#### [Work required]
Could you please output all of the records exactly?

#### [Data provided]
....................
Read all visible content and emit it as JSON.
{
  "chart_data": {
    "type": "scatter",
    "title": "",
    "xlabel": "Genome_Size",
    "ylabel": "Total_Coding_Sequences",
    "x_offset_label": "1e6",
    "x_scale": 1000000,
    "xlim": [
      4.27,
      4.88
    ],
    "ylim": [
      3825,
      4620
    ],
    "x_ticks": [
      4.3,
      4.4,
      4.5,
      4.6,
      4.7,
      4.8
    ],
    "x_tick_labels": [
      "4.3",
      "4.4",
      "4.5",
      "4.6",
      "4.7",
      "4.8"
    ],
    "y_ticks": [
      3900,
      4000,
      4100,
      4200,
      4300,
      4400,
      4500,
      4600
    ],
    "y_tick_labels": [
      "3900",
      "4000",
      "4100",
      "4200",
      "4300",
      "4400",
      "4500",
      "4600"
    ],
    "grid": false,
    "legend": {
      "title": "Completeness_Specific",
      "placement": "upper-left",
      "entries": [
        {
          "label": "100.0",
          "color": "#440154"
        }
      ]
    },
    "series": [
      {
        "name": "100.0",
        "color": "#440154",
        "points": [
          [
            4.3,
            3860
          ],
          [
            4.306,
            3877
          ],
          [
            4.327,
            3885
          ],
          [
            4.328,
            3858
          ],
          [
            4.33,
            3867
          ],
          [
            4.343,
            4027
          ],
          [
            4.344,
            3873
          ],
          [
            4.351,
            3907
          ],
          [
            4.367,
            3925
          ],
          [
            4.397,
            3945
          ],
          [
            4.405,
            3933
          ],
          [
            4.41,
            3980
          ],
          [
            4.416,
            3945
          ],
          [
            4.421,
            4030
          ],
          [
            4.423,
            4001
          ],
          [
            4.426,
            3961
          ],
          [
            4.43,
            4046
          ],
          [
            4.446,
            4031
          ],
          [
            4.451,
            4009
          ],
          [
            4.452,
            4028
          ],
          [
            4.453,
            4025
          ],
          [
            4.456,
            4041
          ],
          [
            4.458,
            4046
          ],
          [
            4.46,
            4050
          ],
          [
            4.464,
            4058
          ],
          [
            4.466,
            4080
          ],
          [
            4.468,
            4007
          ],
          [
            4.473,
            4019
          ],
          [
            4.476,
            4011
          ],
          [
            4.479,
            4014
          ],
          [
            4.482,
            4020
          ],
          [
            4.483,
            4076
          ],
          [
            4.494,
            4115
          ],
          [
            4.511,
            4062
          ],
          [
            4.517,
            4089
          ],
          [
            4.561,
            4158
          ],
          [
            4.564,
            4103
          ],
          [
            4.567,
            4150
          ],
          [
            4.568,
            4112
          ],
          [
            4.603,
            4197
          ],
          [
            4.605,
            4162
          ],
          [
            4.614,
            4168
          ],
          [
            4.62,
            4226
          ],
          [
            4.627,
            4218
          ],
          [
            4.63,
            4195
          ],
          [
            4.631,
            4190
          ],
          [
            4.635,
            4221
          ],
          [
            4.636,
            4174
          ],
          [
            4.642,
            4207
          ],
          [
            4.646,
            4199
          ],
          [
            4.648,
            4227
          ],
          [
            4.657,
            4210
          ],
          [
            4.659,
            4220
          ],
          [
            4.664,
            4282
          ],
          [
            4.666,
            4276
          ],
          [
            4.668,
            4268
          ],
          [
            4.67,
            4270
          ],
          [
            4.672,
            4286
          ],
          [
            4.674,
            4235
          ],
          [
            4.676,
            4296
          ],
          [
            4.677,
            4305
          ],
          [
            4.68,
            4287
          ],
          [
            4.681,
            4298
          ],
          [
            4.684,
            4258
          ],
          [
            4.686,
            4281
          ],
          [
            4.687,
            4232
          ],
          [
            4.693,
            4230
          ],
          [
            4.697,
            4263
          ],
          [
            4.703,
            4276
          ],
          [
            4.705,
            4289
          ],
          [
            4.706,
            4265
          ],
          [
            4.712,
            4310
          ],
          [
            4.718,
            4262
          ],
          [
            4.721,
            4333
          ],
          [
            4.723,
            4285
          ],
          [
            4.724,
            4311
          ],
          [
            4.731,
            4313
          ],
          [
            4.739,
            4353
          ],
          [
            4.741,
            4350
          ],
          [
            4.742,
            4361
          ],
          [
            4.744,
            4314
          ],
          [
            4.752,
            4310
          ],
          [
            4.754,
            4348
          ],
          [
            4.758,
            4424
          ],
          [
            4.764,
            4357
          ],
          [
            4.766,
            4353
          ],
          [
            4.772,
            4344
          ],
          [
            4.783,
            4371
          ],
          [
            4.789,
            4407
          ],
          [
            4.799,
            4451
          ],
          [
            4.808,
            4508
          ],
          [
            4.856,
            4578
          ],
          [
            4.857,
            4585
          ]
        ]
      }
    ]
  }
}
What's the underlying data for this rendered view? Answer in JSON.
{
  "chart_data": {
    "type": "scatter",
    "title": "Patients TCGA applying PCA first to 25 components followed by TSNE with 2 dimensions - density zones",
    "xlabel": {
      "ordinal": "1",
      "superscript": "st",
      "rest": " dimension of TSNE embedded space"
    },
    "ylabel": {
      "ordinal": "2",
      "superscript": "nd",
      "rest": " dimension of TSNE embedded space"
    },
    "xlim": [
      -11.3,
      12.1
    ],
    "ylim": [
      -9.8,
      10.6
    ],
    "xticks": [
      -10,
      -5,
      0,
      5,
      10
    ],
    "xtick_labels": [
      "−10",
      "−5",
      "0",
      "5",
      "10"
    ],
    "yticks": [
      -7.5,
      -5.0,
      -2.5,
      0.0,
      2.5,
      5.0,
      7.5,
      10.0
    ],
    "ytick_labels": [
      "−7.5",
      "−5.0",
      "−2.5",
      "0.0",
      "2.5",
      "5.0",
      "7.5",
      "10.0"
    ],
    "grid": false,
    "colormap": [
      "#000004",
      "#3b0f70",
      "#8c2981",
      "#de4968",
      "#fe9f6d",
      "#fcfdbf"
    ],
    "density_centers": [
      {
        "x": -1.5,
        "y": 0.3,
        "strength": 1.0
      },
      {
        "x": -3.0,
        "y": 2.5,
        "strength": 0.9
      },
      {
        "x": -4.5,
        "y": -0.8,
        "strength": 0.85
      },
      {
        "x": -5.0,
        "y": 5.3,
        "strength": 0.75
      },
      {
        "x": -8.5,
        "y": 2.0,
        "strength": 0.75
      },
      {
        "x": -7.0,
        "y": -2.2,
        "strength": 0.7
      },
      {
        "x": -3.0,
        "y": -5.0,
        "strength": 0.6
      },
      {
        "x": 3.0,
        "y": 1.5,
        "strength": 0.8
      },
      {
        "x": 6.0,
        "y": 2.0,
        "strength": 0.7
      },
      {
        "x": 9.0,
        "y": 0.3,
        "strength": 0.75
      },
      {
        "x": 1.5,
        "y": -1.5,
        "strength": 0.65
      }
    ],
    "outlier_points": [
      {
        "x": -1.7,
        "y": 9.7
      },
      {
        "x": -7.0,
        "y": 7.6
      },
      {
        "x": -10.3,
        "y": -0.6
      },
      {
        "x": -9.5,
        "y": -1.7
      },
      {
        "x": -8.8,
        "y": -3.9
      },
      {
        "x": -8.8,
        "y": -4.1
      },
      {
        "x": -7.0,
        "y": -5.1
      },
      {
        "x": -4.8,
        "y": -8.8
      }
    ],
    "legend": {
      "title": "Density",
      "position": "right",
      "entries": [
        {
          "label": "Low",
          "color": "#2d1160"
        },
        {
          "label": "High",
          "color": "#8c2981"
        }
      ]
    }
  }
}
....................
#### [Answer area]
Read all visible content and emit it as JSON.
{
  "chart_data": {
    "type": "scatter",
    "title": "",
    "xlabel": "Genome_Size",
    "ylabel": "Total_Coding_Sequences",
    "x_offset_label": "1e6",
    "x_scale": 1000000,
    "xlim": [
      4.27,
      4.88
    ],
    "ylim": [
      3825,
      4620
    ],
    "x_ticks": [
      4.3,
      4.4,
      4.5,
      4.6,
      4.7,
      4.8
    ],
    "x_tick_labels": [
      "4.3",
      "4.4",
      "4.5",
      "4.6",
      "4.7",
      "4.8"
    ],
    "y_ticks": [
      3900,
      4000,
      4100,
      4200,
      4300,
      4400,
      4500,
      4600
    ],
    "y_tick_labels": [
      "3900",
      "4000",
      "4100",
      "4200",
      "4300",
      "4400",
      "4500",
      "4600"
    ],
    "grid": false,
    "legend": {
      "title": "Completeness_Specific",
      "placement": "upper-left",
      "entries": [
        {
          "label": "100.0",
          "color": "#440154"
        }
      ]
    },
    "series": [
      {
        "name": "100.0",
        "color": "#440154",
        "points": [
          [
            4.3,
            3860
          ],
          [
            4.306,
            3877
          ],
          [
            4.327,
            3885
          ],
          [
            4.328,
            3858
          ],
          [
            4.33,
            3867
          ],
          [
            4.343,
            4027
          ],
          [
            4.344,
            3873
          ],
          [
            4.351,
            3907
          ],
          [
            4.367,
            3925
          ],
          [
            4.397,
            3945
          ],
          [
            4.405,
            3933
          ],
          [
            4.41,
            3980
          ],
          [
            4.416,
            3945
          ],
          [
            4.421,
            4030
          ],
          [
            4.423,
            4001
          ],
          [
            4.426,
            3961
          ],
          [
            4.43,
            4046
          ],
          [
            4.446,
            4031
          ],
          [
            4.451,
            4009
          ],
          [
            4.452,
            4028
          ],
          [
            4.453,
            4025
          ],
          [
            4.456,
            4041
          ],
          [
            4.458,
            4046
          ],
          [
            4.46,
            4050
          ],
          [
            4.464,
            4058
          ],
          [
            4.466,
            4080
          ],
          [
            4.468,
            4007
          ],
          [
            4.473,
            4019
          ],
          [
            4.476,
            4011
          ],
          [
            4.479,
            4014
          ],
          [
            4.482,
            4020
          ],
          [
            4.483,
            4076
          ],
          [
            4.494,
            4115
          ],
          [
            4.511,
            4062
          ],
          [
            4.517,
            4089
          ],
          [
            4.561,
            4158
          ],
          [
            4.564,
            4103
          ],
          [
            4.567,
            4150
          ],
          [
            4.568,
            4112
          ],
          [
            4.603,
            4197
          ],
          [
            4.605,
            4162
          ],
          [
            4.614,
            4168
          ],
          [
            4.62,
            4226
          ],
          [
            4.627,
            4218
          ],
          [
            4.63,
            4195
          ],
          [
            4.631,
            4190
          ],
          [
            4.635,
            4221
          ],
          [
            4.636,
            4174
          ],
          [
            4.642,
            4207
          ],
          [
            4.646,
            4199
          ],
          [
            4.648,
            4227
          ],
          [
            4.657,
            4210
          ],
          [
            4.659,
            4220
          ],
          [
            4.664,
            4282
          ],
          [
            4.666,
            4276
          ],
          [
            4.668,
            4268
          ],
          [
            4.67,
            4270
          ],
          [
            4.672,
            4286
          ],
          [
            4.674,
            4235
          ],
          [
            4.676,
            4296
          ],
          [
            4.677,
            4305
          ],
          [
            4.68,
            4287
          ],
          [
            4.681,
            4298
          ],
          [
            4.684,
            4258
          ],
          [
            4.686,
            4281
          ],
          [
            4.687,
            4232
          ],
          [
            4.693,
            4230
          ],
          [
            4.697,
            4263
          ],
          [
            4.703,
            4276
          ],
          [
            4.705,
            4289
          ],
          [
            4.706,
            4265
          ],
          [
            4.712,
            4310
          ],
          [
            4.718,
            4262
          ],
          [
            4.721,
            4333
          ],
          [
            4.723,
            4285
          ],
          [
            4.724,
            4311
          ],
          [
            4.731,
            4313
          ],
          [
            4.739,
            4353
          ],
          [
            4.741,
            4350
          ],
          [
            4.742,
            4361
          ],
          [
            4.744,
            4314
          ],
          [
            4.752,
            4310
          ],
          [
            4.754,
            4348
          ],
          [
            4.758,
            4424
          ],
          [
            4.764,
            4357
          ],
          [
            4.766,
            4353
          ],
          [
            4.772,
            4344
          ],
          [
            4.783,
            4371
          ],
          [
            4.789,
            4407
          ],
          [
            4.799,
            4451
          ],
          [
            4.808,
            4508
          ],
          [
            4.856,
            4578
          ],
          [
            4.857,
            4585
          ]
        ]
      }
    ]
  }
}
What's the underlying data for this rendered view? Answer in JSON.
{
  "chart_data": {
    "type": "scatter",
    "title": "Patients TCGA applying PCA first to 25 components followed by TSNE with 2 dimensions - density zones",
    "xlabel": {
      "ordinal": "1",
      "superscript": "st",
      "rest": " dimension of TSNE embedded space"
    },
    "ylabel": {
      "ordinal": "2",
      "superscript": "nd",
      "rest": " dimension of TSNE embedded space"
    },
    "xlim": [
      -11.3,
      12.1
    ],
    "ylim": [
      -9.8,
      10.6
    ],
    "xticks": [
      -10,
      -5,
      0,
      5,
      10
    ],
    "xtick_labels": [
      "−10",
      "−5",
      "0",
      "5",
      "10"
    ],
    "yticks": [
      -7.5,
      -5.0,
      -2.5,
      0.0,
      2.5,
      5.0,
      7.5,
      10.0
    ],
    "ytick_labels": [
      "−7.5",
      "−5.0",
      "−2.5",
      "0.0",
      "2.5",
      "5.0",
      "7.5",
      "10.0"
    ],
    "grid": false,
    "colormap": [
      "#000004",
      "#3b0f70",
      "#8c2981",
      "#de4968",
      "#fe9f6d",
      "#fcfdbf"
    ],
    "density_centers": [
      {
        "x": -1.5,
        "y": 0.3,
        "strength": 1.0
      },
      {
        "x": -3.0,
        "y": 2.5,
        "strength": 0.9
      },
      {
        "x": -4.5,
        "y": -0.8,
        "strength": 0.85
      },
      {
        "x": -5.0,
        "y": 5.3,
        "strength": 0.75
      },
      {
        "x": -8.5,
        "y": 2.0,
        "strength": 0.75
      },
      {
        "x": -7.0,
        "y": -2.2,
        "strength": 0.7
      },
      {
        "x": -3.0,
        "y": -5.0,
        "strength": 0.6
      },
      {
        "x": 3.0,
        "y": 1.5,
        "strength": 0.8
      },
      {
        "x": 6.0,
        "y": 2.0,
        "strength": 0.7
      },
      {
        "x": 9.0,
        "y": 0.3,
        "strength": 0.75
      },
      {
        "x": 1.5,
        "y": -1.5,
        "strength": 0.65
      }
    ],
    "outlier_points": [
      {
        "x": -1.7,
        "y": 9.7
      },
      {
        "x": -7.0,
        "y": 7.6
      },
      {
        "x": -10.3,
        "y": -0.6
      },
      {
        "x": -9.5,
        "y": -1.7
      },
      {
        "x": -8.8,
        "y": -3.9
      },
      {
        "x": -8.8,
        "y": -4.1
      },
      {
        "x": -7.0,
        "y": -5.1
      },
      {
        "x": -4.8,
        "y": -8.8
      }
    ],
    "legend": {
      "title": "Density",
      "position": "right",
      "entries": [
        {
          "label": "Low",
          "color": "#2d1160"
        },
        {
          "label": "High",
          "color": "#8c2981"
        }
      ]
    }
  }
}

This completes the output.